Directive
From the entries below, report how many lines contain the string "price". Give only that number.

⁂

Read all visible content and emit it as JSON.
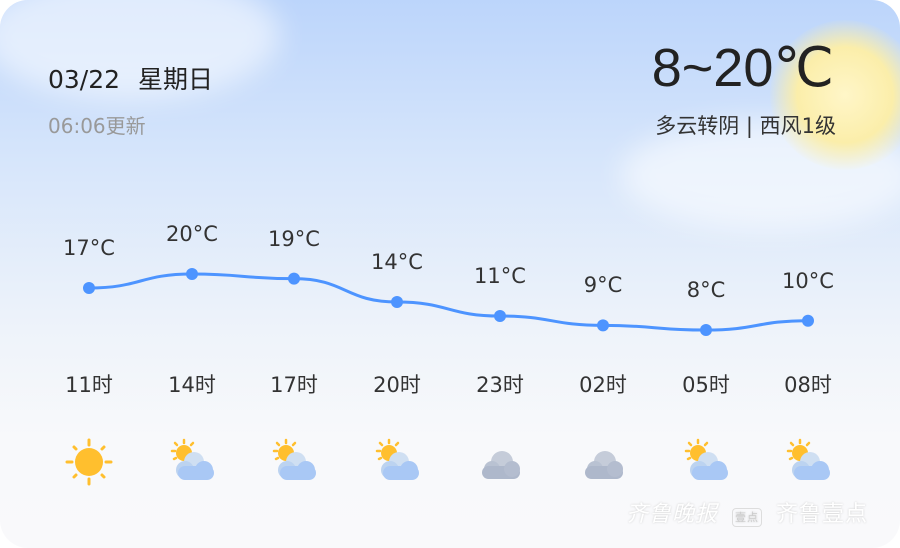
{
  "header": {
    "date": "03/22",
    "weekday": "星期日",
    "updated": "06:06更新"
  },
  "current": {
    "temp_range": "8~20℃",
    "description": "多云转阴 | 西风1级"
  },
  "hourly": [
    {
      "time": "11时",
      "temp": 17,
      "temp_label": "17°C",
      "icon": "sunny-icon"
    },
    {
      "time": "14时",
      "temp": 20,
      "temp_label": "20°C",
      "icon": "partly-cloudy-icon"
    },
    {
      "time": "17时",
      "temp": 19,
      "temp_label": "19°C",
      "icon": "partly-cloudy-icon"
    },
    {
      "time": "20时",
      "temp": 14,
      "temp_label": "14°C",
      "icon": "partly-cloudy-icon"
    },
    {
      "time": "23时",
      "temp": 11,
      "temp_label": "11°C",
      "icon": "cloudy-icon"
    },
    {
      "time": "02时",
      "temp": 9,
      "temp_label": "9°C",
      "icon": "cloudy-icon"
    },
    {
      "time": "05时",
      "temp": 8,
      "temp_label": "8°C",
      "icon": "partly-cloudy-icon"
    },
    {
      "time": "08时",
      "temp": 10,
      "temp_label": "10°C",
      "icon": "partly-cloudy-icon"
    }
  ],
  "colors": {
    "line": "#4d94ff",
    "sun": "#ffbf2e",
    "cloud": "#a9c8f5"
  },
  "watermark": {
    "brand1": "齐鲁晚报",
    "brand2": "齐鲁壹点",
    "badge": "壹点"
  }
}
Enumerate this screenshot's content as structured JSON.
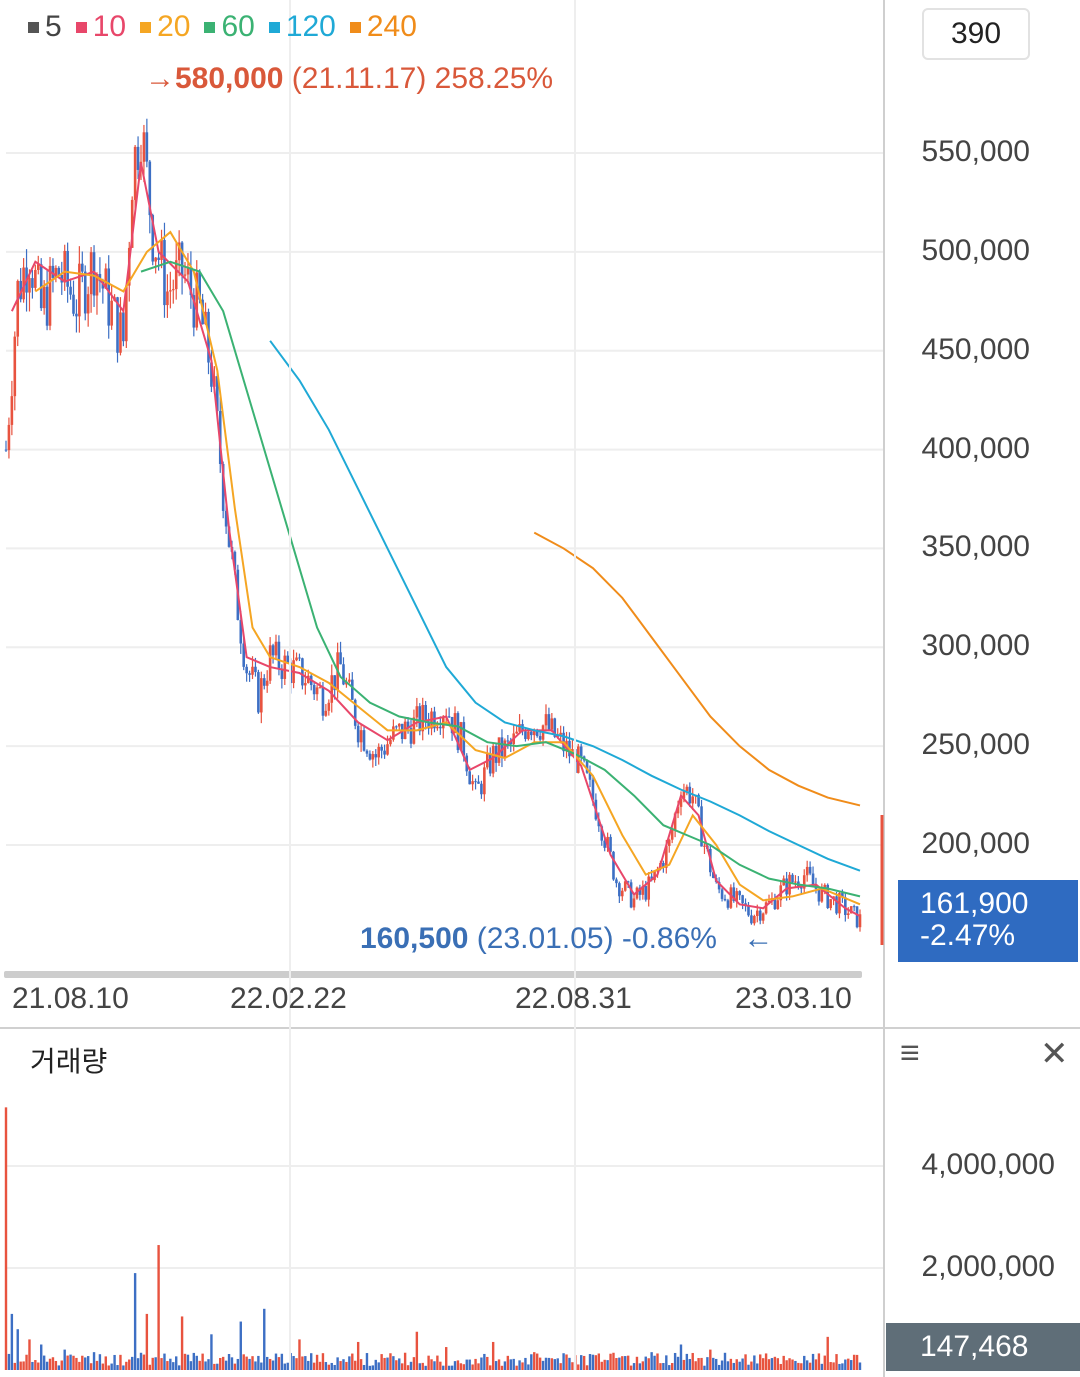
{
  "legend": [
    {
      "label": "5",
      "color": "#555555"
    },
    {
      "label": "10",
      "color": "#e8476a"
    },
    {
      "label": "20",
      "color": "#f5a623"
    },
    {
      "label": "60",
      "color": "#3bb273"
    },
    {
      "label": "120",
      "color": "#1fa9d6"
    },
    {
      "label": "240",
      "color": "#f08c1a"
    }
  ],
  "period_button": "390",
  "max_marker": {
    "arrow": "→",
    "price": "580,000",
    "date": "(21.11.17)",
    "change": "258.25%"
  },
  "min_marker": {
    "price": "160,500",
    "date": "(23.01.05)",
    "change": "-0.86%",
    "arrow": "←"
  },
  "current": {
    "price": "161,900",
    "change": "-2.47%"
  },
  "volume_panel": {
    "title": "거래량",
    "last_volume": "147,468"
  },
  "icons": {
    "menu": "menu-icon",
    "close": "close-icon"
  },
  "colors": {
    "up": "#e8533f",
    "down": "#3d6fc4",
    "grid": "#eeeeee"
  },
  "chart_data": {
    "type": "candlestick",
    "x_labels": [
      "21.08.10",
      "22.02.22",
      "22.08.31",
      "23.03.10"
    ],
    "y_ticks": [
      "550,000",
      "500,000",
      "450,000",
      "400,000",
      "350,000",
      "300,000",
      "250,000",
      "200,000"
    ],
    "y_range": [
      140000,
      590000
    ],
    "close_path": [
      [
        0,
        400000
      ],
      [
        4,
        480000
      ],
      [
        8,
        500000
      ],
      [
        12,
        470000
      ],
      [
        18,
        490000
      ],
      [
        24,
        475000
      ],
      [
        30,
        495000
      ],
      [
        36,
        470000
      ],
      [
        40,
        455000
      ],
      [
        43,
        540000
      ],
      [
        46,
        565000
      ],
      [
        50,
        510000
      ],
      [
        55,
        480000
      ],
      [
        60,
        490000
      ],
      [
        66,
        470000
      ],
      [
        70,
        440000
      ],
      [
        74,
        380000
      ],
      [
        78,
        330000
      ],
      [
        82,
        290000
      ],
      [
        86,
        275000
      ],
      [
        90,
        295000
      ],
      [
        96,
        290000
      ],
      [
        102,
        285000
      ],
      [
        108,
        275000
      ],
      [
        114,
        290000
      ],
      [
        120,
        260000
      ],
      [
        126,
        245000
      ],
      [
        132,
        255000
      ],
      [
        138,
        260000
      ],
      [
        144,
        265000
      ],
      [
        150,
        270000
      ],
      [
        156,
        250000
      ],
      [
        160,
        225000
      ],
      [
        166,
        245000
      ],
      [
        172,
        250000
      ],
      [
        178,
        262000
      ],
      [
        184,
        260000
      ],
      [
        190,
        250000
      ],
      [
        196,
        240000
      ],
      [
        202,
        215000
      ],
      [
        208,
        182000
      ],
      [
        214,
        172000
      ],
      [
        220,
        180000
      ],
      [
        226,
        200000
      ],
      [
        230,
        230000
      ],
      [
        234,
        225000
      ],
      [
        238,
        200000
      ],
      [
        242,
        178000
      ],
      [
        248,
        172000
      ],
      [
        254,
        165000
      ],
      [
        260,
        170000
      ],
      [
        266,
        180000
      ],
      [
        272,
        185000
      ],
      [
        278,
        175000
      ],
      [
        284,
        170000
      ],
      [
        288,
        165000
      ],
      [
        291,
        161900
      ]
    ],
    "moving_averages": [
      {
        "name": "5",
        "color": "#e8476a",
        "points": [
          [
            2,
            470000
          ],
          [
            10,
            495000
          ],
          [
            20,
            485000
          ],
          [
            30,
            490000
          ],
          [
            40,
            470000
          ],
          [
            46,
            545000
          ],
          [
            52,
            500000
          ],
          [
            62,
            485000
          ],
          [
            70,
            445000
          ],
          [
            76,
            360000
          ],
          [
            82,
            295000
          ],
          [
            90,
            290000
          ],
          [
            100,
            287000
          ],
          [
            110,
            278000
          ],
          [
            120,
            262000
          ],
          [
            130,
            253000
          ],
          [
            140,
            262000
          ],
          [
            150,
            265000
          ],
          [
            158,
            238000
          ],
          [
            166,
            244000
          ],
          [
            176,
            258000
          ],
          [
            186,
            258000
          ],
          [
            196,
            240000
          ],
          [
            206,
            195000
          ],
          [
            214,
            175000
          ],
          [
            222,
            185000
          ],
          [
            230,
            225000
          ],
          [
            236,
            215000
          ],
          [
            242,
            182000
          ],
          [
            250,
            170000
          ],
          [
            258,
            168000
          ],
          [
            266,
            178000
          ],
          [
            276,
            180000
          ],
          [
            286,
            168000
          ],
          [
            291,
            164000
          ]
        ]
      },
      {
        "name": "20",
        "color": "#f5a623",
        "points": [
          [
            10,
            480000
          ],
          [
            20,
            490000
          ],
          [
            30,
            488000
          ],
          [
            40,
            480000
          ],
          [
            48,
            500000
          ],
          [
            56,
            510000
          ],
          [
            64,
            490000
          ],
          [
            72,
            440000
          ],
          [
            78,
            370000
          ],
          [
            84,
            310000
          ],
          [
            90,
            295000
          ],
          [
            100,
            290000
          ],
          [
            110,
            282000
          ],
          [
            120,
            270000
          ],
          [
            130,
            258000
          ],
          [
            140,
            258000
          ],
          [
            150,
            262000
          ],
          [
            160,
            248000
          ],
          [
            170,
            244000
          ],
          [
            180,
            252000
          ],
          [
            190,
            252000
          ],
          [
            200,
            235000
          ],
          [
            210,
            205000
          ],
          [
            218,
            185000
          ],
          [
            226,
            190000
          ],
          [
            234,
            215000
          ],
          [
            242,
            200000
          ],
          [
            250,
            180000
          ],
          [
            258,
            172000
          ],
          [
            268,
            174000
          ],
          [
            278,
            178000
          ],
          [
            291,
            170000
          ]
        ]
      },
      {
        "name": "60",
        "color": "#3bb273",
        "points": [
          [
            46,
            490000
          ],
          [
            56,
            495000
          ],
          [
            66,
            490000
          ],
          [
            74,
            470000
          ],
          [
            82,
            430000
          ],
          [
            90,
            390000
          ],
          [
            98,
            350000
          ],
          [
            106,
            310000
          ],
          [
            114,
            285000
          ],
          [
            124,
            272000
          ],
          [
            134,
            265000
          ],
          [
            144,
            262000
          ],
          [
            154,
            260000
          ],
          [
            164,
            252000
          ],
          [
            174,
            250000
          ],
          [
            184,
            252000
          ],
          [
            194,
            246000
          ],
          [
            204,
            238000
          ],
          [
            214,
            225000
          ],
          [
            224,
            210000
          ],
          [
            232,
            205000
          ],
          [
            240,
            200000
          ],
          [
            250,
            190000
          ],
          [
            260,
            183000
          ],
          [
            270,
            180000
          ],
          [
            280,
            178000
          ],
          [
            291,
            174000
          ]
        ]
      },
      {
        "name": "120",
        "color": "#1fa9d6",
        "points": [
          [
            90,
            455000
          ],
          [
            100,
            435000
          ],
          [
            110,
            410000
          ],
          [
            120,
            380000
          ],
          [
            130,
            350000
          ],
          [
            140,
            320000
          ],
          [
            150,
            290000
          ],
          [
            160,
            272000
          ],
          [
            170,
            262000
          ],
          [
            180,
            258000
          ],
          [
            190,
            255000
          ],
          [
            200,
            250000
          ],
          [
            210,
            243000
          ],
          [
            220,
            235000
          ],
          [
            230,
            228000
          ],
          [
            240,
            222000
          ],
          [
            250,
            215000
          ],
          [
            260,
            207000
          ],
          [
            270,
            200000
          ],
          [
            280,
            193000
          ],
          [
            291,
            187000
          ]
        ]
      },
      {
        "name": "240",
        "color": "#f08c1a",
        "points": [
          [
            180,
            358000
          ],
          [
            190,
            350000
          ],
          [
            200,
            340000
          ],
          [
            210,
            325000
          ],
          [
            220,
            305000
          ],
          [
            230,
            285000
          ],
          [
            240,
            265000
          ],
          [
            250,
            250000
          ],
          [
            260,
            238000
          ],
          [
            270,
            230000
          ],
          [
            280,
            224000
          ],
          [
            291,
            220000
          ]
        ]
      }
    ],
    "volume": {
      "y_ticks": [
        "4,000,000",
        "2,000,000"
      ],
      "y_range": [
        0,
        5200000
      ],
      "spikes": [
        [
          0,
          5150000
        ],
        [
          2,
          1100000
        ],
        [
          4,
          800000
        ],
        [
          8,
          600000
        ],
        [
          12,
          500000
        ],
        [
          20,
          400000
        ],
        [
          30,
          350000
        ],
        [
          44,
          1900000
        ],
        [
          48,
          1100000
        ],
        [
          52,
          2450000
        ],
        [
          60,
          1050000
        ],
        [
          70,
          700000
        ],
        [
          80,
          950000
        ],
        [
          88,
          1200000
        ],
        [
          100,
          600000
        ],
        [
          120,
          550000
        ],
        [
          140,
          750000
        ],
        [
          150,
          450000
        ],
        [
          166,
          550000
        ],
        [
          180,
          350000
        ],
        [
          200,
          300000
        ],
        [
          220,
          350000
        ],
        [
          230,
          500000
        ],
        [
          240,
          400000
        ],
        [
          280,
          650000
        ],
        [
          291,
          147468
        ]
      ]
    }
  }
}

⁂

Output
3